- **Task prompt**
Copy each line where the word "денежном" occurs.

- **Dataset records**

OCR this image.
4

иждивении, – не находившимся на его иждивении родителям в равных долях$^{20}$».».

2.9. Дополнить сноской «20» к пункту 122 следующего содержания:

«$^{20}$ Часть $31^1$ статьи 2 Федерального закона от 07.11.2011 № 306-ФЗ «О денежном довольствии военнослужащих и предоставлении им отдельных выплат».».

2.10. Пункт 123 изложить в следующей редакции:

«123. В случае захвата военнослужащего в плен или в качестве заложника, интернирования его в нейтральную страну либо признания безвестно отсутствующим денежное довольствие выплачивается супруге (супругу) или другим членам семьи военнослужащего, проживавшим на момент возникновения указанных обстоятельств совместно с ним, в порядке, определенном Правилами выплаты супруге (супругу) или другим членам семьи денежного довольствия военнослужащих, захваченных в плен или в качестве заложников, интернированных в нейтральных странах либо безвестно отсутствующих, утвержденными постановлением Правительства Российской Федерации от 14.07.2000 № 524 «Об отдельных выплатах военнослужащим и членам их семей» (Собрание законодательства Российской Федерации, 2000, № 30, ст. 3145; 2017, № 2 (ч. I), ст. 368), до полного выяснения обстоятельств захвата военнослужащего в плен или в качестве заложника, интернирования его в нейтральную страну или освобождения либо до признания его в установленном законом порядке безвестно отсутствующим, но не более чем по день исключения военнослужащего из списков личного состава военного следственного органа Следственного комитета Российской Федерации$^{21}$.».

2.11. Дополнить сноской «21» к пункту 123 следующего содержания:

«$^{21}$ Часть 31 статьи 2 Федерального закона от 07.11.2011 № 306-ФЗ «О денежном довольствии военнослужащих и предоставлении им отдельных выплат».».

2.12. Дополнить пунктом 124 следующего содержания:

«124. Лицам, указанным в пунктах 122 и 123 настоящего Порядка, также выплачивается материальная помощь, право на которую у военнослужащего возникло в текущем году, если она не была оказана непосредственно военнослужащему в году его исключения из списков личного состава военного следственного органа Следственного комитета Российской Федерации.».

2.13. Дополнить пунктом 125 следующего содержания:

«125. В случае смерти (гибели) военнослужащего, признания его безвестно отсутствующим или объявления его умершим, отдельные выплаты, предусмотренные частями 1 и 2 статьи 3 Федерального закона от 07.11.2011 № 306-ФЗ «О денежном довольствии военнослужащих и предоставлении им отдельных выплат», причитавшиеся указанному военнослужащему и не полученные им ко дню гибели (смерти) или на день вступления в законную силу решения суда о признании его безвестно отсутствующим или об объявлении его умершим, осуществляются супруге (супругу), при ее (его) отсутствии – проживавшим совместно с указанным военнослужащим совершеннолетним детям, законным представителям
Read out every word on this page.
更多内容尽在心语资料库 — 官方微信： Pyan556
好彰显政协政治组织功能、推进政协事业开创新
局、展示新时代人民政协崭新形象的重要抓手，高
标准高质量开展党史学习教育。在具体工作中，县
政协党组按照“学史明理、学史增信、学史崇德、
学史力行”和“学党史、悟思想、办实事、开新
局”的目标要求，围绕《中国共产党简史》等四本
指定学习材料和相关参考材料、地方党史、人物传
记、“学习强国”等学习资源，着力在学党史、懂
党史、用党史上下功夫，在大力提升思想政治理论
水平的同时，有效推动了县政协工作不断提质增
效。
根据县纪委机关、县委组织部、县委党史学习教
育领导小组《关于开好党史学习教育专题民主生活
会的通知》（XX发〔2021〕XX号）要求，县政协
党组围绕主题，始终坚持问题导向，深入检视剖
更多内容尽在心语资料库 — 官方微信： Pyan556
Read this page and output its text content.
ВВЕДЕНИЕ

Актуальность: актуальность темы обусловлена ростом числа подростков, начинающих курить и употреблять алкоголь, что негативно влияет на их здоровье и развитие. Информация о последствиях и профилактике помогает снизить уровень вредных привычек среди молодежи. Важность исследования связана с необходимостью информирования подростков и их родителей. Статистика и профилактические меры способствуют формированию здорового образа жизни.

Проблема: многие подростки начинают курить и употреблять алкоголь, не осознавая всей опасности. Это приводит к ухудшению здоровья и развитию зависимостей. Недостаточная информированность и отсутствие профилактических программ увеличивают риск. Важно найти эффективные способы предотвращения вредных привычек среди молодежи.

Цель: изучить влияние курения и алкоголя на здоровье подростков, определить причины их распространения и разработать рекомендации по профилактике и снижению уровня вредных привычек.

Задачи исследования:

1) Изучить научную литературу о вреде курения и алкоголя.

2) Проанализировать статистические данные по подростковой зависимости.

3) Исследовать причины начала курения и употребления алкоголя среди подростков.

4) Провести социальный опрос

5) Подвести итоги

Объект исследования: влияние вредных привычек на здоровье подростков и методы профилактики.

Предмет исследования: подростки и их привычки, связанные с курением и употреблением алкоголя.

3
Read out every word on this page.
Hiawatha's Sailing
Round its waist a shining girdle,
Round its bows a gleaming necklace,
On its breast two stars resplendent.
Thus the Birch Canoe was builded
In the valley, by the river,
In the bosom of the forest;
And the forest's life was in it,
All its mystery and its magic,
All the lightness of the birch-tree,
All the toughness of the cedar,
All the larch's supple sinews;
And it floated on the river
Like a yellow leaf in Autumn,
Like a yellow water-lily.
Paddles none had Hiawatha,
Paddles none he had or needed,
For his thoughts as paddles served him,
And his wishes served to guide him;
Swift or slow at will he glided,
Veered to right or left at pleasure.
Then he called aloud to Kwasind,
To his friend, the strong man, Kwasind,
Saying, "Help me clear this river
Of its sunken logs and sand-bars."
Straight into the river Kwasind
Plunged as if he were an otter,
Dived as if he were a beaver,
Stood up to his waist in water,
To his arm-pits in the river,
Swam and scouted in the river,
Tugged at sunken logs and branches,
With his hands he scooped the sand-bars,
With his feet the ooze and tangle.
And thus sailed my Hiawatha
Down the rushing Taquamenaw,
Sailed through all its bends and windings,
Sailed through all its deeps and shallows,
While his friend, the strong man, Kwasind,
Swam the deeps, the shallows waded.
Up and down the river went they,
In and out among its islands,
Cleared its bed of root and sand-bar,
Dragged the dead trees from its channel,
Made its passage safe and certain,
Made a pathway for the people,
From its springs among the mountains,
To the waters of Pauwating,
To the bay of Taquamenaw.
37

- **Solution for this task**
«$^{20}$ Часть $31^1$ статьи 2 Федерального закона от 07.11.2011 № 306-ФЗ «О денежном довольствии военнослужащих и предоставлении им отдельных выплат».».
«$^{21}$ Часть 31 статьи 2 Федерального закона от 07.11.2011 № 306-ФЗ «О денежном довольствии военнослужащих и предоставлении им отдельных выплат».».
«125. В случае смерти (гибели) военнослужащего, признания его безвестно отсутствующим или объявления его умершим, отдельные выплаты, предусмотренные частями 1 и 2 статьи 3 Федерального закона от 07.11.2011 № 306-ФЗ «О денежном довольствии военнослужащих и предоставлении им отдельных выплат», причитавшиеся указанному военнослужащему и не полученные им ко дню гибели (смерти) или на день вступления в законную силу решения суда о признании его безвестно отсутствующим или об объявлении его умершим, осуществляются супруге (супругу), при ее (его) отсутствии – проживавшим совместно с указанным военнослужащим совершеннолетним детям, законным представителям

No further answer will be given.